* START *

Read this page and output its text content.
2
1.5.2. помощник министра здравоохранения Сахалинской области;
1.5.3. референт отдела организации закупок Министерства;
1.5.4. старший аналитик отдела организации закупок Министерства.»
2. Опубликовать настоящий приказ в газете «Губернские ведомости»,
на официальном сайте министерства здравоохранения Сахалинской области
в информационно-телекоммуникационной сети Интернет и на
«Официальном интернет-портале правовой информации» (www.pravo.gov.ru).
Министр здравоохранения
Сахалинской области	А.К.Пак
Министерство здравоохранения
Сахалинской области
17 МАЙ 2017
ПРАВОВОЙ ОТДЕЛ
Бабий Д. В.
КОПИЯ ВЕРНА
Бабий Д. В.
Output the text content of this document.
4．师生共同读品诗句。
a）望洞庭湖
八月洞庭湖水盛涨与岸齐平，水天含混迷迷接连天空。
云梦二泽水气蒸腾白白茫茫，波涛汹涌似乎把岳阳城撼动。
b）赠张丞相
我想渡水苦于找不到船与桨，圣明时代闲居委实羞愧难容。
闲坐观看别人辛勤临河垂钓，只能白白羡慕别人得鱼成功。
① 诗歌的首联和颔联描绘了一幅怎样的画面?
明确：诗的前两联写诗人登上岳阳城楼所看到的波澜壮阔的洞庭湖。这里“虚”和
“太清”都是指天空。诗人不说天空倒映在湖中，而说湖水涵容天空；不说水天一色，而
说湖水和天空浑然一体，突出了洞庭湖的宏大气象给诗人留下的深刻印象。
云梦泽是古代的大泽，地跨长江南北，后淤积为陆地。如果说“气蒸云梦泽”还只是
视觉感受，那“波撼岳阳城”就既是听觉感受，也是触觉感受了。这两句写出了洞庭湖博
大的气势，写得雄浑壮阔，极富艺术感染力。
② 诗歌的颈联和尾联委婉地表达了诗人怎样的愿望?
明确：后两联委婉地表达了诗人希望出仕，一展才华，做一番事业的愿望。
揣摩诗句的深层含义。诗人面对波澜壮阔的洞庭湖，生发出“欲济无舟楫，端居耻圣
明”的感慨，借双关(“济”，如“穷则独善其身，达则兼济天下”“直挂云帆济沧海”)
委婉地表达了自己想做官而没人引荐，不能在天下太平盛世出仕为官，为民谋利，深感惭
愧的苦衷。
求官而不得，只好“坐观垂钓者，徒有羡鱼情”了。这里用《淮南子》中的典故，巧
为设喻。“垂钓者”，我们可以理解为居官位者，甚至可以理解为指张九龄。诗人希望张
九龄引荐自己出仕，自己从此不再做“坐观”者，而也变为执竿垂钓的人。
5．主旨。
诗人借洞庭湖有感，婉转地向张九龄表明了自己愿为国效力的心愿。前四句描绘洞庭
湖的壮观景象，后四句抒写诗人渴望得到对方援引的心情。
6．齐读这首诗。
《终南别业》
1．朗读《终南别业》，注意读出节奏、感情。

* END *

▶ Aim: Extract each entry in full, exactly as given.

▶ Answer to this problem:
Read this page and output its text content.
2
1.5.2. помощник министра здравоохранения Сахалинской области;
1.5.3. референт отдела организации закупок Министерства;
1.5.4. старший аналитик отдела организации закупок Министерства.»
2. Опубликовать настоящий приказ в газете «Губернские ведомости»,
на официальном сайте министерства здравоохранения Сахалинской области
в информационно-телекоммуникационной сети Интернет и на
«Официальном интернет-портале правовой информации» (www.pravo.gov.ru).
Министр здравоохранения
Сахалинской области	А.К.Пак
Министерство здравоохранения
Сахалинской области
17 МАЙ 2017
ПРАВОВОЙ ОТДЕЛ
Бабий Д. В.
КОПИЯ ВЕРНА
Бабий Д. В.
Output the text content of this document.
4．师生共同读品诗句。
a）望洞庭湖
八月洞庭湖水盛涨与岸齐平，水天含混迷迷接连天空。
云梦二泽水气蒸腾白白茫茫，波涛汹涌似乎把岳阳城撼动。
b）赠张丞相
我想渡水苦于找不到船与桨，圣明时代闲居委实羞愧难容。
闲坐观看别人辛勤临河垂钓，只能白白羡慕别人得鱼成功。
① 诗歌的首联和颔联描绘了一幅怎样的画面?
明确：诗的前两联写诗人登上岳阳城楼所看到的波澜壮阔的洞庭湖。这里“虚”和
“太清”都是指天空。诗人不说天空倒映在湖中，而说湖水涵容天空；不说水天一色，而
说湖水和天空浑然一体，突出了洞庭湖的宏大气象给诗人留下的深刻印象。
云梦泽是古代的大泽，地跨长江南北，后淤积为陆地。如果说“气蒸云梦泽”还只是
视觉感受，那“波撼岳阳城”就既是听觉感受，也是触觉感受了。这两句写出了洞庭湖博
大的气势，写得雄浑壮阔，极富艺术感染力。
② 诗歌的颈联和尾联委婉地表达了诗人怎样的愿望?
明确：后两联委婉地表达了诗人希望出仕，一展才华，做一番事业的愿望。
揣摩诗句的深层含义。诗人面对波澜壮阔的洞庭湖，生发出“欲济无舟楫，端居耻圣
明”的感慨，借双关(“济”，如“穷则独善其身，达则兼济天下”“直挂云帆济沧海”)
委婉地表达了自己想做官而没人引荐，不能在天下太平盛世出仕为官，为民谋利，深感惭
愧的苦衷。
求官而不得，只好“坐观垂钓者，徒有羡鱼情”了。这里用《淮南子》中的典故，巧
为设喻。“垂钓者”，我们可以理解为居官位者，甚至可以理解为指张九龄。诗人希望张
九龄引荐自己出仕，自己从此不再做“坐观”者，而也变为执竿垂钓的人。
5．主旨。
诗人借洞庭湖有感，婉转地向张九龄表明了自己愿为国效力的心愿。前四句描绘洞庭
湖的壮观景象，后四句抒写诗人渴望得到对方援引的心情。
6．齐读这首诗。
《终南别业》
1．朗读《终南别业》，注意读出节奏、感情。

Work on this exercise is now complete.